++++ DATA PROVIDED
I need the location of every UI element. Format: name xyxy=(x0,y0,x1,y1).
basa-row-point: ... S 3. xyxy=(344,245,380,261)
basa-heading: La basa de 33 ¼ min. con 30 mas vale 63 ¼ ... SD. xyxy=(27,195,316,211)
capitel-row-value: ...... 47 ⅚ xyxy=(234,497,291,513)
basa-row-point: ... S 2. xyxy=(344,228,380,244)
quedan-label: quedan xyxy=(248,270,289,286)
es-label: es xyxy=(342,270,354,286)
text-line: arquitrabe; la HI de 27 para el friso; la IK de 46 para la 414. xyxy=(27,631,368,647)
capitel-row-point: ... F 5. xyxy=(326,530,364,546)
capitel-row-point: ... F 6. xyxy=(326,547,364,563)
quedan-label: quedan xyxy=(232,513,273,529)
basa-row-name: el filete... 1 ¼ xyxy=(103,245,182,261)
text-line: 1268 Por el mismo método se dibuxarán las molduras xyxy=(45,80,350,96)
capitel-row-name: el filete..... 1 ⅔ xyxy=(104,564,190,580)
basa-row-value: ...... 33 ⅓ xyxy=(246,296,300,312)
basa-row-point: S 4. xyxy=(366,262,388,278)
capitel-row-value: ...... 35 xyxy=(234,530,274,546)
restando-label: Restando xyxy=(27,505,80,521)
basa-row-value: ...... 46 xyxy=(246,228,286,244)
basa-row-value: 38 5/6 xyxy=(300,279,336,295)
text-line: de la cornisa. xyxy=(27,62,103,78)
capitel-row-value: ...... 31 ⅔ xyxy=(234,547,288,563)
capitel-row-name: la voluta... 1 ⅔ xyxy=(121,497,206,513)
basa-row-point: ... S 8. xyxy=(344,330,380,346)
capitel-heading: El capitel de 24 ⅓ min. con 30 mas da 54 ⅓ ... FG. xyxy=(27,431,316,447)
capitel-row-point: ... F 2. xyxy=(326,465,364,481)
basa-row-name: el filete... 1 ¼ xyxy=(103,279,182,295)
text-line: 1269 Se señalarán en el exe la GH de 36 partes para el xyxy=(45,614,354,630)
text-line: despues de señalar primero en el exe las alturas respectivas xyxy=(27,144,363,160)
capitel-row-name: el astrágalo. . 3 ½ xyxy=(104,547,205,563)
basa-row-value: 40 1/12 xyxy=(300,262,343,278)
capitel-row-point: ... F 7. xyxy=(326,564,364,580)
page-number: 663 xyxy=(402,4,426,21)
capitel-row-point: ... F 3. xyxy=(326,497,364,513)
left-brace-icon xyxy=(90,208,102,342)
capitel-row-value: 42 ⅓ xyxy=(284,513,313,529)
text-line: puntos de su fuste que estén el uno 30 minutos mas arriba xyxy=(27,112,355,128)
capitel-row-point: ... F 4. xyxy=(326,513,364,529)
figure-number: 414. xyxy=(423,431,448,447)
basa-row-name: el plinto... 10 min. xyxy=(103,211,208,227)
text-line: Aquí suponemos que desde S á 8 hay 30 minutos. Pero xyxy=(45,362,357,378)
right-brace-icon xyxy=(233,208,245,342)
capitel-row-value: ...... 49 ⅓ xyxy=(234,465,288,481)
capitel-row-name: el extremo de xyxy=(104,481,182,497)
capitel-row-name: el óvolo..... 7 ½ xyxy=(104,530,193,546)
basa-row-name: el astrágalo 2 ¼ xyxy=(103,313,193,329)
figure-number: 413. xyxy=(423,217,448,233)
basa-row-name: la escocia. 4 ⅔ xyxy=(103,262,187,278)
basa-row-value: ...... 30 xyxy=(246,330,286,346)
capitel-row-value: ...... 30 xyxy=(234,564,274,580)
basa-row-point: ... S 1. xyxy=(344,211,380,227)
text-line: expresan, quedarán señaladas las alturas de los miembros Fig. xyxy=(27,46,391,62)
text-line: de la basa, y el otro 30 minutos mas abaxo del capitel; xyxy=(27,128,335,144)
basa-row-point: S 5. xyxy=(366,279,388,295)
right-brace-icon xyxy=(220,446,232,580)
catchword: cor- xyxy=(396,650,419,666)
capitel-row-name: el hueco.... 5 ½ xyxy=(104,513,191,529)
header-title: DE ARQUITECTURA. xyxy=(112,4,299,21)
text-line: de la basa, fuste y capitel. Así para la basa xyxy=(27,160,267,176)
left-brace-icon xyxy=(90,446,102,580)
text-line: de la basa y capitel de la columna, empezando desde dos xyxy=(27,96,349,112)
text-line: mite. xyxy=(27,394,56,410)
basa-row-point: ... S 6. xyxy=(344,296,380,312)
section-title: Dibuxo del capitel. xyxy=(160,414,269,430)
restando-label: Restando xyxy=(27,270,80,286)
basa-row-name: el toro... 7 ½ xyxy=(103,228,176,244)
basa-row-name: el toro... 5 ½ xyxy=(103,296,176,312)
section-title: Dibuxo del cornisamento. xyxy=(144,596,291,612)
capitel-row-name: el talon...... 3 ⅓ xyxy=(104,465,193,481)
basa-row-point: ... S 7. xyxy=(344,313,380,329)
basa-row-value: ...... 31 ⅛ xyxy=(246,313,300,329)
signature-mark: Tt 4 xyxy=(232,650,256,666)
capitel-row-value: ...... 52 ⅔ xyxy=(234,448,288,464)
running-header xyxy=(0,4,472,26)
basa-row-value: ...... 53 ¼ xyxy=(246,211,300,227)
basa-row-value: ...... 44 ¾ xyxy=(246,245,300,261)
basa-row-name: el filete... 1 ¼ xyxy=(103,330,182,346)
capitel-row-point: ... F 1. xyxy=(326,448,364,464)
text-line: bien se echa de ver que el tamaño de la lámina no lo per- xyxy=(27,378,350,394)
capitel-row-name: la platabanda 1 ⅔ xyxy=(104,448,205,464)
++++++++
WHAT YOU NEED TO DO:
Recast the records, from the first line through the line with "basa-row-point: S 4. xyxy=(366,262,388,278)", as a Markdown table with a Row column numbering each entry and a Line column holding the line itself. Leave out blank lines.

REPLY TO THE TASK:
| Row | Line |
|---|---|
| 1 | I need the location of every UI element. Format: name xyxy=(x0,y0,x1,y1). |
| 2 | basa-row-point: ... S 3. xyxy=(344,245,380,261) |
| 3 | basa-heading: La basa de 33 ¼ min. con 30 mas vale 63 ¼ ... SD. xyxy=(27,195,316,211) |
| 4 | capitel-row-value: ...... 47 ⅚ xyxy=(234,497,291,513) |
| 5 | basa-row-point: ... S 2. xyxy=(344,228,380,244) |
| 6 | quedan-label: quedan xyxy=(248,270,289,286) |
| 7 | es-label: es xyxy=(342,270,354,286) |
| 8 | text-line: arquitrabe; la HI de 27 para el friso; la IK de 46 para la 414. xyxy=(27,631,368,647) |
| 9 | capitel-row-point: ... F 5. xyxy=(326,530,364,546) |
| 10 | capitel-row-point: ... F 6. xyxy=(326,547,364,563) |
| 11 | quedan-label: quedan xyxy=(232,513,273,529) |
| 12 | basa-row-name: el filete... 1 ¼ xyxy=(103,245,182,261) |
| 13 | text-line: 1268 Por el mismo método se dibuxarán las molduras xyxy=(45,80,350,96) |
| 14 | capitel-row-name: el filete..... 1 ⅔ xyxy=(104,564,190,580) |
| 15 | basa-row-value: ...... 33 ⅓ xyxy=(246,296,300,312) |
| 16 | basa-row-point: S 4. xyxy=(366,262,388,278) |